-- Material --
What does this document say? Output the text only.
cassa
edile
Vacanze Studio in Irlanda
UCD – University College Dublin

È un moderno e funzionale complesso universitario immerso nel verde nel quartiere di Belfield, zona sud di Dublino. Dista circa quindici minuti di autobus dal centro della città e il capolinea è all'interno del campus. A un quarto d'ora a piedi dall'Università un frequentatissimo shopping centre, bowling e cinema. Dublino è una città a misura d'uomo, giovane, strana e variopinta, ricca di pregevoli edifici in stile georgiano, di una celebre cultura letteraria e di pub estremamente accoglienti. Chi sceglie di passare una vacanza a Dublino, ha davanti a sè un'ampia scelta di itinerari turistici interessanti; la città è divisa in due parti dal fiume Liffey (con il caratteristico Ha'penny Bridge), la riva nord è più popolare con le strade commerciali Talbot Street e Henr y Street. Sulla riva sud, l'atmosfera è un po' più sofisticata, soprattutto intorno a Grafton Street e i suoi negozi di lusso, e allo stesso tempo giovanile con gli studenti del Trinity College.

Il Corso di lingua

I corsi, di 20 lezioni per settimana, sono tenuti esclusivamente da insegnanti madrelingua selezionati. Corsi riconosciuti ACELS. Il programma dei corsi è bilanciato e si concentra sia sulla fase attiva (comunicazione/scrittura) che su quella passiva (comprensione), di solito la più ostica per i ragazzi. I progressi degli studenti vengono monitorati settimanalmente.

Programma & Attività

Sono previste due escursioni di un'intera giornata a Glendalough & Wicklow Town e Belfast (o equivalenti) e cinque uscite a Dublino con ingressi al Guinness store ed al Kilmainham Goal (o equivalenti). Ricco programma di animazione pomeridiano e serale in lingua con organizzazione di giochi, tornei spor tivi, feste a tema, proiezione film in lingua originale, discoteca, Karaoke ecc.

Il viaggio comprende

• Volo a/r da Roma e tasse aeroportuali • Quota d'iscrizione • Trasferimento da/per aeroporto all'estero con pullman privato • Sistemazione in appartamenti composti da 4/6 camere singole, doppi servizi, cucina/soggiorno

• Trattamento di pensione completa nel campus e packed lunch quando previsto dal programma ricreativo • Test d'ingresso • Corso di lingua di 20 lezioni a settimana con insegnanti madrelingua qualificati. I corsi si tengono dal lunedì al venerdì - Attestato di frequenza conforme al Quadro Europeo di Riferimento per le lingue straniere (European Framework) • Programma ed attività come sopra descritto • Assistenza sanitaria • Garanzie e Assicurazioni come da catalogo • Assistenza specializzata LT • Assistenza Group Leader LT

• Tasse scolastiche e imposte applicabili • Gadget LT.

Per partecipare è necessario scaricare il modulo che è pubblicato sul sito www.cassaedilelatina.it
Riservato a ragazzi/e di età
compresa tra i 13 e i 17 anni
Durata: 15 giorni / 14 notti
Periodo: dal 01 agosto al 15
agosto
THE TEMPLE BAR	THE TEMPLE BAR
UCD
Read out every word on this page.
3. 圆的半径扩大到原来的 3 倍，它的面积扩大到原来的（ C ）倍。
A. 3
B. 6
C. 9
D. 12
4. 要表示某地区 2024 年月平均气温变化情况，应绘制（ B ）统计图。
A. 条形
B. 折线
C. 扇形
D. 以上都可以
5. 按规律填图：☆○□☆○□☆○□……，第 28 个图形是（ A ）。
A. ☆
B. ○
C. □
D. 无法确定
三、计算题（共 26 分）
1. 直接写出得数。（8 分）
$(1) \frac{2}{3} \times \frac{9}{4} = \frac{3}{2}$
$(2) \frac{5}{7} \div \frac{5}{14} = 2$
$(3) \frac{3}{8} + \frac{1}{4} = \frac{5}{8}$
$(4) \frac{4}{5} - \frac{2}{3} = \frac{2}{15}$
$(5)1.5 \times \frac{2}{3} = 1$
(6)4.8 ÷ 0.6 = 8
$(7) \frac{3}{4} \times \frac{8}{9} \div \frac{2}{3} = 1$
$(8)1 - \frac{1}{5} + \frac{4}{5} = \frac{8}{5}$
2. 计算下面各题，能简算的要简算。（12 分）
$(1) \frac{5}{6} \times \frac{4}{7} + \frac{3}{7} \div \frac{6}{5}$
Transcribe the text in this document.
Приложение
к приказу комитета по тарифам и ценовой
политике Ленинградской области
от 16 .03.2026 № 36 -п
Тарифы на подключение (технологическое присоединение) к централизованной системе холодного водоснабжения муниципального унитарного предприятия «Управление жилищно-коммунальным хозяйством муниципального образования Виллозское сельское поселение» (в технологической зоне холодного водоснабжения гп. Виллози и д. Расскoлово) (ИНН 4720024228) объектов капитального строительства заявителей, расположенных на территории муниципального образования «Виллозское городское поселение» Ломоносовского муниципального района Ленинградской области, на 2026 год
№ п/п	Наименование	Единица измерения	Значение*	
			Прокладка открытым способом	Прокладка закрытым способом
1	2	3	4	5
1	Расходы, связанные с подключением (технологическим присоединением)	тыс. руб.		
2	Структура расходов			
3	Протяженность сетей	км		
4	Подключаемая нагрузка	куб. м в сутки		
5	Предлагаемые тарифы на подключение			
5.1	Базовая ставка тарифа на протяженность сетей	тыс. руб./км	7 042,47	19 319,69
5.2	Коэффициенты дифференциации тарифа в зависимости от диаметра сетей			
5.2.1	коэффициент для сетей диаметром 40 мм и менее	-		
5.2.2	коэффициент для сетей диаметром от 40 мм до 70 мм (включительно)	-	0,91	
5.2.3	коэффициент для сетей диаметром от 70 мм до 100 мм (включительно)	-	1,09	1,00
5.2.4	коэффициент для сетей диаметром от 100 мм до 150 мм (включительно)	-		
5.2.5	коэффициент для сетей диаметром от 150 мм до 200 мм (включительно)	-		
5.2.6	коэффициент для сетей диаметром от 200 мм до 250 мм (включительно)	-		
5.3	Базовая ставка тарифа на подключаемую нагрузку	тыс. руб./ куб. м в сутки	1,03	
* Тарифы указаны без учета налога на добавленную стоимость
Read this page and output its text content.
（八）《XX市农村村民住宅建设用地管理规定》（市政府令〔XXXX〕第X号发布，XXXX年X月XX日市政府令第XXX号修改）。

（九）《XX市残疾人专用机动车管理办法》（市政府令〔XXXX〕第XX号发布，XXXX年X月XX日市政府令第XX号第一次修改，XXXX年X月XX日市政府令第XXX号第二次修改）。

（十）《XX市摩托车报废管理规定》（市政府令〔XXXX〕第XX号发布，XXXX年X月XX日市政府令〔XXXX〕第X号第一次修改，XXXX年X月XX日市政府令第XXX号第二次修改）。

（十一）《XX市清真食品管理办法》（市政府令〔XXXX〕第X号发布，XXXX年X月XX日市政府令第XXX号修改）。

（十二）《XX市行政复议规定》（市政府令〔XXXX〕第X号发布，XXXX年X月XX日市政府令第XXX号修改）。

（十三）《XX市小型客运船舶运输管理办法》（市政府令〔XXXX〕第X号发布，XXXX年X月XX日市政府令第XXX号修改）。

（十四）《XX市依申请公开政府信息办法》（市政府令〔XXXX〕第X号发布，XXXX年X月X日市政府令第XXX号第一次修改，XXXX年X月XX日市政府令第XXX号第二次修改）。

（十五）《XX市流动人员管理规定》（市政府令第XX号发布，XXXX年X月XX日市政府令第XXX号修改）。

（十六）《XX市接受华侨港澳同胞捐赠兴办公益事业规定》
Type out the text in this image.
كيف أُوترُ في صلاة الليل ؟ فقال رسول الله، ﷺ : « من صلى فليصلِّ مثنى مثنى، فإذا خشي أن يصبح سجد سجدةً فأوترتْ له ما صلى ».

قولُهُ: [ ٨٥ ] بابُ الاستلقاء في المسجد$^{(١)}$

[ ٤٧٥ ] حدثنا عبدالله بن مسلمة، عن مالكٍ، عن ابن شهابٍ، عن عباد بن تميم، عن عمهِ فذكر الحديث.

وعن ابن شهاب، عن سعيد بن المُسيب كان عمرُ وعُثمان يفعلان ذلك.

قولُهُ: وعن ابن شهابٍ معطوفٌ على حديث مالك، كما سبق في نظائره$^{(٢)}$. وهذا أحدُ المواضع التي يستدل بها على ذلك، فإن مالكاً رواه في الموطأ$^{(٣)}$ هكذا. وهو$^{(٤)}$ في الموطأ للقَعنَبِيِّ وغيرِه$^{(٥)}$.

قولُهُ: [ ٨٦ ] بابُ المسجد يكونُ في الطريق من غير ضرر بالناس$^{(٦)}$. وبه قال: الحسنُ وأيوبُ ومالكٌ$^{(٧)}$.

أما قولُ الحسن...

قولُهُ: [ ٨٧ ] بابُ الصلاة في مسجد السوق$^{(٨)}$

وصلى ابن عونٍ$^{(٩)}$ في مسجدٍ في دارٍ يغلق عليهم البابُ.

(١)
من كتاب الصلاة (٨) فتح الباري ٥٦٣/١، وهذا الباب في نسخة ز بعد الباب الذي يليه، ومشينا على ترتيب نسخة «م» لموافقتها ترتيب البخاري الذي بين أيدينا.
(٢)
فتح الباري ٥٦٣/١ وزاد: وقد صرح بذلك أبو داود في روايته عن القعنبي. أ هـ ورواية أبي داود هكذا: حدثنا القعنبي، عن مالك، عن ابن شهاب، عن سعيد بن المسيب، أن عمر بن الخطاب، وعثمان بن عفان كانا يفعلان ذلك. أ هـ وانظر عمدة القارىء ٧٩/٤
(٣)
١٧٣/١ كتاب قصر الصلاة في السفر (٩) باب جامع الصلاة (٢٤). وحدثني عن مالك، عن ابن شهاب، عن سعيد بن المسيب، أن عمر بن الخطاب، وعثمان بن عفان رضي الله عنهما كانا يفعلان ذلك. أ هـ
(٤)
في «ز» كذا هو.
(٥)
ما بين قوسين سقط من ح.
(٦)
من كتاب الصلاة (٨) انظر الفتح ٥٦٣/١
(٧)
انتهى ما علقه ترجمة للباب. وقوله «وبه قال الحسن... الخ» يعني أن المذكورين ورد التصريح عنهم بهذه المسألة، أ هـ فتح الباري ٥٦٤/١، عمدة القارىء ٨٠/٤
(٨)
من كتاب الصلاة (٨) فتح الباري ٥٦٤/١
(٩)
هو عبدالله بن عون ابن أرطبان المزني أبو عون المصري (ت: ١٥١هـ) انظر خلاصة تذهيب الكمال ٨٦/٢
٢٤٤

-- Given task --
Quote, without alteration, the final stretch of the entries: the line with "Type out the text in this image." onward to the last line.

-- Solution to the problem --
Type out the text in this image.
كيف أُوترُ في صلاة الليل ؟ فقال رسول الله، ﷺ : « من صلى فليصلِّ مثنى مثنى، فإذا خشي أن يصبح سجد سجدةً فأوترتْ له ما صلى ».

قولُهُ: [ ٨٥ ] بابُ الاستلقاء في المسجد$^{(١)}$

[ ٤٧٥ ] حدثنا عبدالله بن مسلمة، عن مالكٍ، عن ابن شهابٍ، عن عباد بن تميم، عن عمهِ فذكر الحديث.

وعن ابن شهاب، عن سعيد بن المُسيب كان عمرُ وعُثمان يفعلان ذلك.

قولُهُ: وعن ابن شهابٍ معطوفٌ على حديث مالك، كما سبق في نظائره$^{(٢)}$. وهذا أحدُ المواضع التي يستدل بها على ذلك، فإن مالكاً رواه في الموطأ$^{(٣)}$ هكذا. وهو$^{(٤)}$ في الموطأ للقَعنَبِيِّ وغيرِه$^{(٥)}$.

قولُهُ: [ ٨٦ ] بابُ المسجد يكونُ في الطريق من غير ضرر بالناس$^{(٦)}$. وبه قال: الحسنُ وأيوبُ ومالكٌ$^{(٧)}$.

أما قولُ الحسن...

قولُهُ: [ ٨٧ ] بابُ الصلاة في مسجد السوق$^{(٨)}$

وصلى ابن عونٍ$^{(٩)}$ في مسجدٍ في دارٍ يغلق عليهم البابُ.

(١)
من كتاب الصلاة (٨) فتح الباري ٥٦٣/١، وهذا الباب في نسخة ز بعد الباب الذي يليه، ومشينا على ترتيب نسخة «م» لموافقتها ترتيب البخاري الذي بين أيدينا.
(٢)
فتح الباري ٥٦٣/١ وزاد: وقد صرح بذلك أبو داود في روايته عن القعنبي. أ هـ ورواية أبي داود هكذا: حدثنا القعنبي، عن مالك، عن ابن شهاب، عن سعيد بن المسيب، أن عمر بن الخطاب، وعثمان بن عفان كانا يفعلان ذلك. أ هـ وانظر عمدة القارىء ٧٩/٤
(٣)
١٧٣/١ كتاب قصر الصلاة في السفر (٩) باب جامع الصلاة (٢٤). وحدثني عن مالك، عن ابن شهاب، عن سعيد بن المسيب، أن عمر بن الخطاب، وعثمان بن عفان رضي الله عنهما كانا يفعلان ذلك. أ هـ
(٤)
في «ز» كذا هو.
(٥)
ما بين قوسين سقط من ح.
(٦)
من كتاب الصلاة (٨) انظر الفتح ٥٦٣/١
(٧)
انتهى ما علقه ترجمة للباب. وقوله «وبه قال الحسن... الخ» يعني أن المذكورين ورد التصريح عنهم بهذه المسألة، أ هـ فتح الباري ٥٦٤/١، عمدة القارىء ٨٠/٤
(٨)
من كتاب الصلاة (٨) فتح الباري ٥٦٤/١
(٩)
هو عبدالله بن عون ابن أرطبان المزني أبو عون المصري (ت: ١٥١هـ) انظر خلاصة تذهيب الكمال ٨٦/٢
٢٤٤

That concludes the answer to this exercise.